Data shown:
_ _ _

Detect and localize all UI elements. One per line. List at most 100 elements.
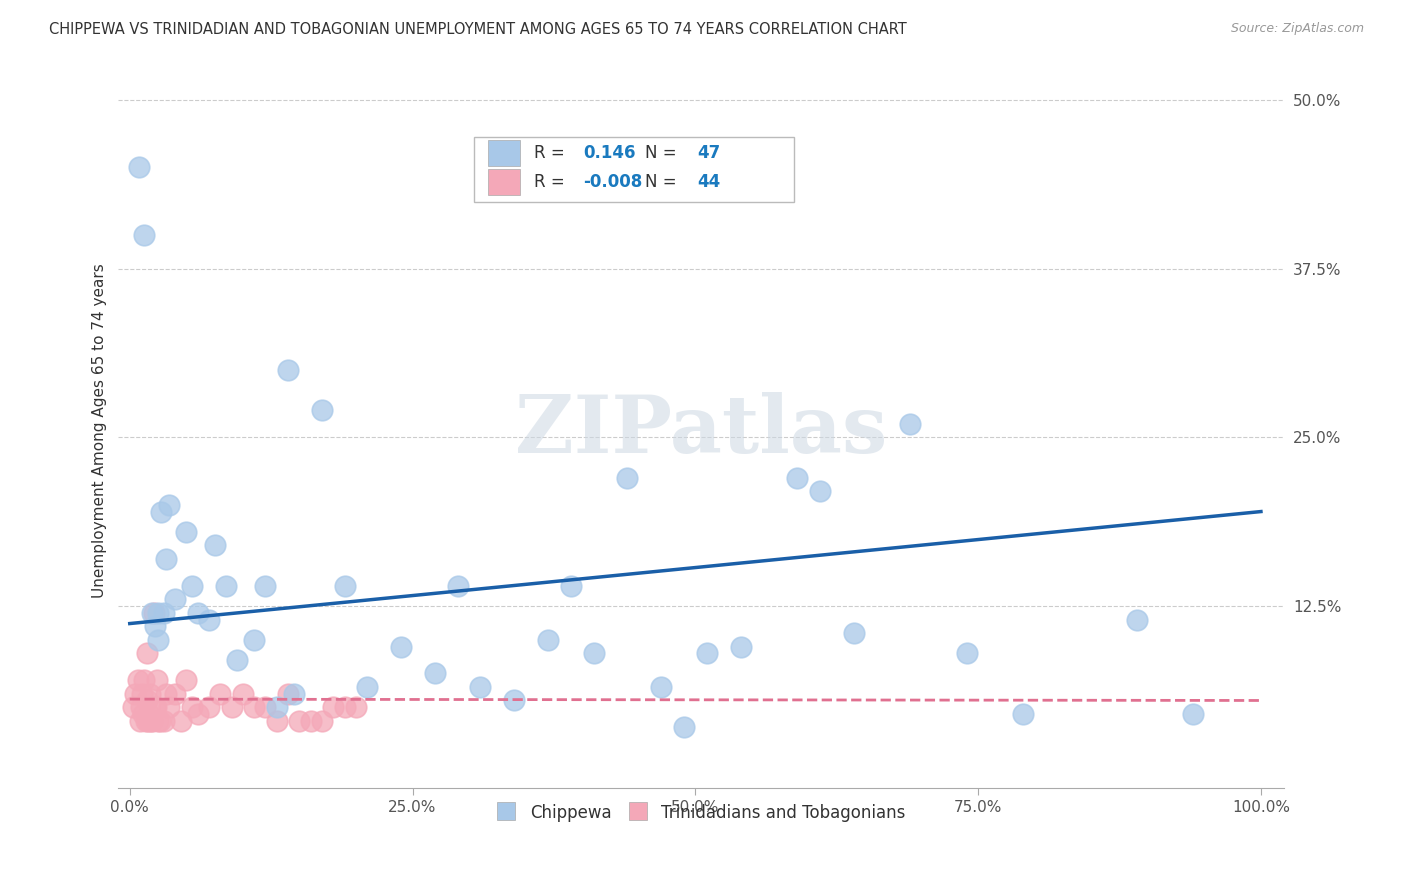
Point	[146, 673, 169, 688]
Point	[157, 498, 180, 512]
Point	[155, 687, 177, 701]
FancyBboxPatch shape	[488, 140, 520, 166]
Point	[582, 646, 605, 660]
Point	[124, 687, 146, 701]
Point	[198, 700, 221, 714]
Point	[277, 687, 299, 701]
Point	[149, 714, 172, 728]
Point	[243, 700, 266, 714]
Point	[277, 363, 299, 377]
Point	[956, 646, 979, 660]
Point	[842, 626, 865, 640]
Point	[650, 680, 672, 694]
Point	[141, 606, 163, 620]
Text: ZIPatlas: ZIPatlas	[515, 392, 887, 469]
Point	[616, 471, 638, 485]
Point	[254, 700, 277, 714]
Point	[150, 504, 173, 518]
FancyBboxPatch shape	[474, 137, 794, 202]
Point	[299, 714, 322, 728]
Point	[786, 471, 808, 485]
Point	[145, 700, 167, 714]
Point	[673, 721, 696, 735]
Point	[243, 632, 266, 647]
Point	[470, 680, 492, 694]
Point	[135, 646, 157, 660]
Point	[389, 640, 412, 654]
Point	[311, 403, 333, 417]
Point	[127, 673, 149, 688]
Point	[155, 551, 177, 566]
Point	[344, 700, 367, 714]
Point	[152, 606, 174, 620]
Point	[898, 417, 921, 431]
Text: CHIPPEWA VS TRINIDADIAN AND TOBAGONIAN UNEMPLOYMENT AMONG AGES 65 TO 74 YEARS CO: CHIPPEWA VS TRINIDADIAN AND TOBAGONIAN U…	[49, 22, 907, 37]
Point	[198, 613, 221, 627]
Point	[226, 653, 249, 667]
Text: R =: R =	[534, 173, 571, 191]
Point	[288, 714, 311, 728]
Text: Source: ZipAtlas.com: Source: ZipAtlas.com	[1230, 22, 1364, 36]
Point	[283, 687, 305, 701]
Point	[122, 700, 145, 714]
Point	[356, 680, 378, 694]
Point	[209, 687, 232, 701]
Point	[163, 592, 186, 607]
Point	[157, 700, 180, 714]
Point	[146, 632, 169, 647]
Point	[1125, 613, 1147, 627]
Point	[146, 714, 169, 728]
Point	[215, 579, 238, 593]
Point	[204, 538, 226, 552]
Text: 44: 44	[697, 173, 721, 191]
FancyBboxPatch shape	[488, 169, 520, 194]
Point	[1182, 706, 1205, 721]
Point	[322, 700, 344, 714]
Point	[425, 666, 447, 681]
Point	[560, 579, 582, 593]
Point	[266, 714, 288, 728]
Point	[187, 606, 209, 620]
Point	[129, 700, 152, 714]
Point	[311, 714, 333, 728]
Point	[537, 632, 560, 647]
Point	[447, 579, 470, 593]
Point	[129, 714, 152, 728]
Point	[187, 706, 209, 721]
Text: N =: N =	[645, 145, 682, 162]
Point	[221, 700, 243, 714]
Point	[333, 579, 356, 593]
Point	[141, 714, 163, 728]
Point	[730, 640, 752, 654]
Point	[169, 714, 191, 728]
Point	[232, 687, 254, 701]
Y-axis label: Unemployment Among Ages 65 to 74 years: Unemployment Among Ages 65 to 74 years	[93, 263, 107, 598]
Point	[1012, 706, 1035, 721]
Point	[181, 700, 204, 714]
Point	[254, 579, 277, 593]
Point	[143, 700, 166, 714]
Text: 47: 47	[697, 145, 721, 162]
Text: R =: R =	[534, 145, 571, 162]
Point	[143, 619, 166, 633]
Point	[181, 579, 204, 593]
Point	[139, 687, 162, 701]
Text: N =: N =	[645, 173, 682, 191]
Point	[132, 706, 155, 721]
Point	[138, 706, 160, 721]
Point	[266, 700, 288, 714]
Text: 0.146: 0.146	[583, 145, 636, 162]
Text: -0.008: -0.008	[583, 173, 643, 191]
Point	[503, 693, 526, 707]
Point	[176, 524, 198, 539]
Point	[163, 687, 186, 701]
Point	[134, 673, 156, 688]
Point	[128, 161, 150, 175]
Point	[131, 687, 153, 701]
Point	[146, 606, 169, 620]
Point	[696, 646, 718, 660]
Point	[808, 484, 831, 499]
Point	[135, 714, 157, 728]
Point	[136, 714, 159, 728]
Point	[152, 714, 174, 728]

_ _ _

Task to complete:
Reproduce word for word the part of the data that opens with the line containing "673, 169, 688]" and closes with the line containing "700, 180, 714]", both of those lines included.

Full output:
Point	[146, 673, 169, 688]
Point	[157, 498, 180, 512]
Point	[155, 687, 177, 701]
FancyBboxPatch shape	[488, 140, 520, 166]
Point	[582, 646, 605, 660]
Point	[124, 687, 146, 701]
Point	[198, 700, 221, 714]
Point	[277, 687, 299, 701]
Point	[149, 714, 172, 728]
Point	[243, 700, 266, 714]
Point	[277, 363, 299, 377]
Point	[956, 646, 979, 660]
Point	[842, 626, 865, 640]
Point	[650, 680, 672, 694]
Point	[141, 606, 163, 620]
Text: ZIPatlas: ZIPatlas	[515, 392, 887, 469]
Point	[616, 471, 638, 485]
Point	[254, 700, 277, 714]
Point	[150, 504, 173, 518]
FancyBboxPatch shape	[474, 137, 794, 202]
Point	[299, 714, 322, 728]
Point	[786, 471, 808, 485]
Point	[145, 700, 167, 714]
Point	[673, 721, 696, 735]
Point	[243, 632, 266, 647]
Point	[470, 680, 492, 694]
Point	[135, 646, 157, 660]
Point	[389, 640, 412, 654]
Point	[311, 403, 333, 417]
Point	[127, 673, 149, 688]
Point	[155, 551, 177, 566]
Point	[344, 700, 367, 714]
Point	[152, 606, 174, 620]
Point	[898, 417, 921, 431]
Text: CHIPPEWA VS TRINIDADIAN AND TOBAGONIAN UNEMPLOYMENT AMONG AGES 65 TO 74 YEARS CO: CHIPPEWA VS TRINIDADIAN AND TOBAGONIAN U…	[49, 22, 907, 37]
Point	[198, 613, 221, 627]
Point	[226, 653, 249, 667]
Text: R =: R =	[534, 173, 571, 191]
Point	[288, 714, 311, 728]
Text: Source: ZipAtlas.com: Source: ZipAtlas.com	[1230, 22, 1364, 36]
Point	[283, 687, 305, 701]
Point	[122, 700, 145, 714]
Point	[356, 680, 378, 694]
Point	[209, 687, 232, 701]
Point	[163, 592, 186, 607]
Point	[157, 700, 180, 714]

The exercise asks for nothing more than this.